- _Text provided_:

=-=-=-=-=

Is there a particular part of the writing process that is your favorite?

The beer and cheese floofs! :p

I actually don’t know what I would call my favorite part. Probably when it’s working, when I’m firing at all cylinders, when the words feel powerful as I type them. Before I have to see them again, before editing, before rejections, before any of that. It feels gone a lot of the time since I’ve started writing to sell, but occasionally I still feel that spark that first drew me to writing, that rush from creating that makes me smile, that makes me feel like I know what I’m doing. Also the first five seconds after an acceptance, when I’m super happy and excited and before the fear sets in that I’ve made a huge mistake and everyone will hate my story.

What upcoming projects of yours should we be looking for?

=-=-=-=-=

- _Short problem A_:
Render this sentence from the interview on the writing process into Spanish: "Before I have to see them again, before editing, before rejections, before any of that."
- _Short problem B_:
Write a continuation of the interview about the writing process, starting right after its final line.
The records are not required for this exercise.

- _Stored rows_:
=-=-=-=-=

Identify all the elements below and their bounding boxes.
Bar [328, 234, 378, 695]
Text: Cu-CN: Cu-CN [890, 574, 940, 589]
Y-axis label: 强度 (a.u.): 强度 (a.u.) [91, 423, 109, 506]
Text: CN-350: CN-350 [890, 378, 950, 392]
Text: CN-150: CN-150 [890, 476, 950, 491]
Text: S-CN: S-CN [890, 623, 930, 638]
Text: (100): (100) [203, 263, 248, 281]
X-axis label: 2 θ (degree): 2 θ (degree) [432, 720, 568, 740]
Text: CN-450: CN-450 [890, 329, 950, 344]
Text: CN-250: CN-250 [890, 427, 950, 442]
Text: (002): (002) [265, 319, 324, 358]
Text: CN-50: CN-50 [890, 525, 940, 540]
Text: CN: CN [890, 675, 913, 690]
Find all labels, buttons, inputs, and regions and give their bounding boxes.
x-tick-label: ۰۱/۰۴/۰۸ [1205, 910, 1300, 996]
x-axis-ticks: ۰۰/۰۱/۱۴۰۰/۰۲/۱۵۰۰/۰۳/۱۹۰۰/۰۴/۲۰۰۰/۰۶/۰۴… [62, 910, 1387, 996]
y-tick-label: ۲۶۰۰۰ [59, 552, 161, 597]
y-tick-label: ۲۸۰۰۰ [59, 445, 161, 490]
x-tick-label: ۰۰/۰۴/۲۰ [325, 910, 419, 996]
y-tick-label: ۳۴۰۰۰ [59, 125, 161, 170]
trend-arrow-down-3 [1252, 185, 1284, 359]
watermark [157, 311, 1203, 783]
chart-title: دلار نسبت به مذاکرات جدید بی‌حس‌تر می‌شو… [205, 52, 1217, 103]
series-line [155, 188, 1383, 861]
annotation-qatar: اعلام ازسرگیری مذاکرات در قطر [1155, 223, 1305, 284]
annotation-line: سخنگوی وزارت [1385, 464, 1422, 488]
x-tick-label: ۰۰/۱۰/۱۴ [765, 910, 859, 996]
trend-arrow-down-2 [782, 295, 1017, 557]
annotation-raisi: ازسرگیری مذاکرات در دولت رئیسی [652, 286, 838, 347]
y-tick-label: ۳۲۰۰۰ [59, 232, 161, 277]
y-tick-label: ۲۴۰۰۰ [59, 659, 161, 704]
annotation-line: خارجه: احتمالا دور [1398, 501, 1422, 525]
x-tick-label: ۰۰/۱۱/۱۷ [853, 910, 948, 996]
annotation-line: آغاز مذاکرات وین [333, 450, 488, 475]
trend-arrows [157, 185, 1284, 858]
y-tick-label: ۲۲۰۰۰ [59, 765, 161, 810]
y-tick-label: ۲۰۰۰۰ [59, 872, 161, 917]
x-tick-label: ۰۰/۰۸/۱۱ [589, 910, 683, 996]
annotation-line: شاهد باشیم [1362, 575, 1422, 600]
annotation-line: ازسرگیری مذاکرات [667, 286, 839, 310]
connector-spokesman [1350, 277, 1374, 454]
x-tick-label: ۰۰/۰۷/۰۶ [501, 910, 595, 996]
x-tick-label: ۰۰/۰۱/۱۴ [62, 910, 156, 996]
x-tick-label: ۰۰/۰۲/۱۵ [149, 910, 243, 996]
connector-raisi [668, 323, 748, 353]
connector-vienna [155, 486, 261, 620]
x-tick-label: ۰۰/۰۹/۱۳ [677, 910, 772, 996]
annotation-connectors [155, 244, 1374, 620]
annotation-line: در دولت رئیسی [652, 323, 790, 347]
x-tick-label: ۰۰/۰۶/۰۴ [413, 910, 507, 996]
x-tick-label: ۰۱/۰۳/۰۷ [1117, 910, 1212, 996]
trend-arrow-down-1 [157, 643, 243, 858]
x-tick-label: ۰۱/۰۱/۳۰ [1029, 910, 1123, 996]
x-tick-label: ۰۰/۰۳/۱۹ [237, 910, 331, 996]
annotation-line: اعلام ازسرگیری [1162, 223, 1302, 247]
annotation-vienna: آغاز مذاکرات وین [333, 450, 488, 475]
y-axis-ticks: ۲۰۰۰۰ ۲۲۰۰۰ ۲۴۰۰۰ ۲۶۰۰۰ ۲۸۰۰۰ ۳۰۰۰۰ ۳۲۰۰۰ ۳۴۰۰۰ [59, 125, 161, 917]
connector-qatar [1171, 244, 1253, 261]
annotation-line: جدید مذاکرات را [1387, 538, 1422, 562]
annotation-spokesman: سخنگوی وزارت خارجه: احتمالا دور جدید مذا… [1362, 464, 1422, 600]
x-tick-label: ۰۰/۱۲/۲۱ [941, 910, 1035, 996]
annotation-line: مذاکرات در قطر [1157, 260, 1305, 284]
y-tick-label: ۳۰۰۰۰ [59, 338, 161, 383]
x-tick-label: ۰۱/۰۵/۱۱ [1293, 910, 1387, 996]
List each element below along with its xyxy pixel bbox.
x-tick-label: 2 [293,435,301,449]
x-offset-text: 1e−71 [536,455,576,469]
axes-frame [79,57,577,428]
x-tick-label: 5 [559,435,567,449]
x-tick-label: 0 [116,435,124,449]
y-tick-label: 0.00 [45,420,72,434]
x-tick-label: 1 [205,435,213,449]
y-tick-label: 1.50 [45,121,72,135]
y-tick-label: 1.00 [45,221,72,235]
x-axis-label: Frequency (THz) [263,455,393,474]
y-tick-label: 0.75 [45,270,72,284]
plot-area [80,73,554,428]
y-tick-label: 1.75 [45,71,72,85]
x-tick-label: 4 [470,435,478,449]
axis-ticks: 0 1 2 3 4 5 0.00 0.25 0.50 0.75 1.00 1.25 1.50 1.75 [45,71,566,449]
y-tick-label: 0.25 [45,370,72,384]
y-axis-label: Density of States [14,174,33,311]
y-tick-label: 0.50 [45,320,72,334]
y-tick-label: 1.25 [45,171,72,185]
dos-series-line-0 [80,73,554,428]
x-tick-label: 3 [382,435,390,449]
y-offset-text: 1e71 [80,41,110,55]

=-=-=-=-=

- _Expected output A_:
Antes de tener que volver a verlas, antes de editar, antes de los rechazos, antes de todo eso.

- _Expected output B_:
There’s been a lot of good news for me recently, so for now at least there’s a bunch to look forward to. Perhaps the most exciting is that I have stories coming out in the first Book Smugglers Quarterly Almanac (with cover art based on my story!) and in the upcoming Journal of Unlikely Observances from Unlikely Story. I also have a cute urban fantasy M/M romance novelette coming out at Dreamspinner in June and plenty of smut coming out at Torquere Press and even an M/M/M erotic fairy tale that will be in Fairytales Slashed vol. 8 from Less Than Three Press later this year. And I’ll be at WisCon at the end of [May] doing my first ever convention panels (so excited and terrified!). So it’s a bit busy, but in the best of ways.

Any links you’d like to share?

Nerds of a Feather, Flock Together
The Postcard Chronicles (a fun project with fellow Wisconsin writer Jes Rausch)
Dreamspinner Author Page (actually compiles Facebook, Goodreads, Twitter, and more)

Big thanks to Charles Payseur for being part of this week’s author interview! Be sure to check in regularly with his latest reviews and publishing news at Quick Sip Reviews!

Happy reading!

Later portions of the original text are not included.